**Instructions for the task:** Repeat each line of the material exactly.

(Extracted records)
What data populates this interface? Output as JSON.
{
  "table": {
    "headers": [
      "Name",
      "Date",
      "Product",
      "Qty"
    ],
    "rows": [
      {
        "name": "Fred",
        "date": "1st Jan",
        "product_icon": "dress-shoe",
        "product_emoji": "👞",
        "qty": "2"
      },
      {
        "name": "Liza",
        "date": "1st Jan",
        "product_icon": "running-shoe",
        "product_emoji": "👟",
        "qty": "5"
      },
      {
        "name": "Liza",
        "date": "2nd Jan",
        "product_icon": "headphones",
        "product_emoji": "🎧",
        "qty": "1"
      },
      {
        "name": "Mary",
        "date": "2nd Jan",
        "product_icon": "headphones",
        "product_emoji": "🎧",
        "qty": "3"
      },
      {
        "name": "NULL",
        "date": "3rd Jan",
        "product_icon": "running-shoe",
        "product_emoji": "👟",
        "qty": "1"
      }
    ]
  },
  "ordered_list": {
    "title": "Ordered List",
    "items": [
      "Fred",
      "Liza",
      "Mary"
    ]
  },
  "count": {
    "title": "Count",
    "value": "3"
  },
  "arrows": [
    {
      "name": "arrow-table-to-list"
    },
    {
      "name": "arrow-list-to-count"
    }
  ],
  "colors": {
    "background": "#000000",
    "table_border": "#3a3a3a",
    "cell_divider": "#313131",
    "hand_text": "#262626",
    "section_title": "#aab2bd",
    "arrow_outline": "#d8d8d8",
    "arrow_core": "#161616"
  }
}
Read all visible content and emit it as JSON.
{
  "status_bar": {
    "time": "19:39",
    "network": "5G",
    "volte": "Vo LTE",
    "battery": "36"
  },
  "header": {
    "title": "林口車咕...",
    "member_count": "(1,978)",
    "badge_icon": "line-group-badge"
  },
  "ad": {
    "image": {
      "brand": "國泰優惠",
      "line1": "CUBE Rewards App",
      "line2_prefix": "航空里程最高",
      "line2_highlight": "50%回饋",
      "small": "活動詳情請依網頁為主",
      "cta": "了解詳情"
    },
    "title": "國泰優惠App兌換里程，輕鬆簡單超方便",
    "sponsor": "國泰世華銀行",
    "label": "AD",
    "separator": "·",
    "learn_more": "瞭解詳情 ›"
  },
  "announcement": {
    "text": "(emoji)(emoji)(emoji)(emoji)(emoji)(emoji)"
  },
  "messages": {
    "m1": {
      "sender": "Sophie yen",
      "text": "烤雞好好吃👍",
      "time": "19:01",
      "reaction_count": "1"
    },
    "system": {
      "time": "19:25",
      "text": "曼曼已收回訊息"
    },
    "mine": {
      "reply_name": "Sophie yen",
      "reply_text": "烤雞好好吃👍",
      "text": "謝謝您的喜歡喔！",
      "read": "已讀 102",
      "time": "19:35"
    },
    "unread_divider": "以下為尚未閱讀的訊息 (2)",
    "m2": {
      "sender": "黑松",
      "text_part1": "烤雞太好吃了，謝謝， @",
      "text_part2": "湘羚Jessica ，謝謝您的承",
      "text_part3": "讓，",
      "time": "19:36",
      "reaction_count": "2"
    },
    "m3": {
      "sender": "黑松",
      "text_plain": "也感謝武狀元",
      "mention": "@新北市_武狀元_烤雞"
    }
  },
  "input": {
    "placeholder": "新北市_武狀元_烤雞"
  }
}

**Result:**
What data populates this interface? Output as JSON.
{
  "table": {
    "headers": [
      "Name",
      "Date",
      "Product",
      "Qty"
    ],
    "rows": [
      {
        "name": "Fred",
        "date": "1st Jan",
        "product_icon": "dress-shoe",
        "product_emoji": "👞",
        "qty": "2"
      },
      {
        "name": "Liza",
        "date": "1st Jan",
        "product_icon": "running-shoe",
        "product_emoji": "👟",
        "qty": "5"
      },
      {
        "name": "Liza",
        "date": "2nd Jan",
        "product_icon": "headphones",
        "product_emoji": "🎧",
        "qty": "1"
      },
      {
        "name": "Mary",
        "date": "2nd Jan",
        "product_icon": "headphones",
        "product_emoji": "🎧",
        "qty": "3"
      },
      {
        "name": "NULL",
        "date": "3rd Jan",
        "product_icon": "running-shoe",
        "product_emoji": "👟",
        "qty": "1"
      }
    ]
  },
  "ordered_list": {
    "title": "Ordered List",
    "items": [
      "Fred",
      "Liza",
      "Mary"
    ]
  },
  "count": {
    "title": "Count",
    "value": "3"
  },
  "arrows": [
    {
      "name": "arrow-table-to-list"
    },
    {
      "name": "arrow-list-to-count"
    }
  ],
  "colors": {
    "background": "#000000",
    "table_border": "#3a3a3a",
    "cell_divider": "#313131",
    "hand_text": "#262626",
    "section_title": "#aab2bd",
    "arrow_outline": "#d8d8d8",
    "arrow_core": "#161616"
  }
}
Read all visible content and emit it as JSON.
{
  "status_bar": {
    "time": "19:39",
    "network": "5G",
    "volte": "Vo LTE",
    "battery": "36"
  },
  "header": {
    "title": "林口車咕...",
    "member_count": "(1,978)",
    "badge_icon": "line-group-badge"
  },
  "ad": {
    "image": {
      "brand": "國泰優惠",
      "line1": "CUBE Rewards App",
      "line2_prefix": "航空里程最高",
      "line2_highlight": "50%回饋",
      "small": "活動詳情請依網頁為主",
      "cta": "了解詳情"
    },
    "title": "國泰優惠App兌換里程，輕鬆簡單超方便",
    "sponsor": "國泰世華銀行",
    "label": "AD",
    "separator": "·",
    "learn_more": "瞭解詳情 ›"
  },
  "announcement": {
    "text": "(emoji)(emoji)(emoji)(emoji)(emoji)(emoji)"
  },
  "messages": {
    "m1": {
      "sender": "Sophie yen",
      "text": "烤雞好好吃👍",
      "time": "19:01",
      "reaction_count": "1"
    },
    "system": {
      "time": "19:25",
      "text": "曼曼已收回訊息"
    },
    "mine": {
      "reply_name": "Sophie yen",
      "reply_text": "烤雞好好吃👍",
      "text": "謝謝您的喜歡喔！",
      "read": "已讀 102",
      "time": "19:35"
    },
    "unread_divider": "以下為尚未閱讀的訊息 (2)",
    "m2": {
      "sender": "黑松",
      "text_part1": "烤雞太好吃了，謝謝， @",
      "text_part2": "湘羚Jessica ，謝謝您的承",
      "text_part3": "讓，",
      "time": "19:36",
      "reaction_count": "2"
    },
    "m3": {
      "sender": "黑松",
      "text_plain": "也感謝武狀元",
      "mention": "@新北市_武狀元_烤雞"
    }
  },
  "input": {
    "placeholder": "新北市_武狀元_烤雞"
  }
}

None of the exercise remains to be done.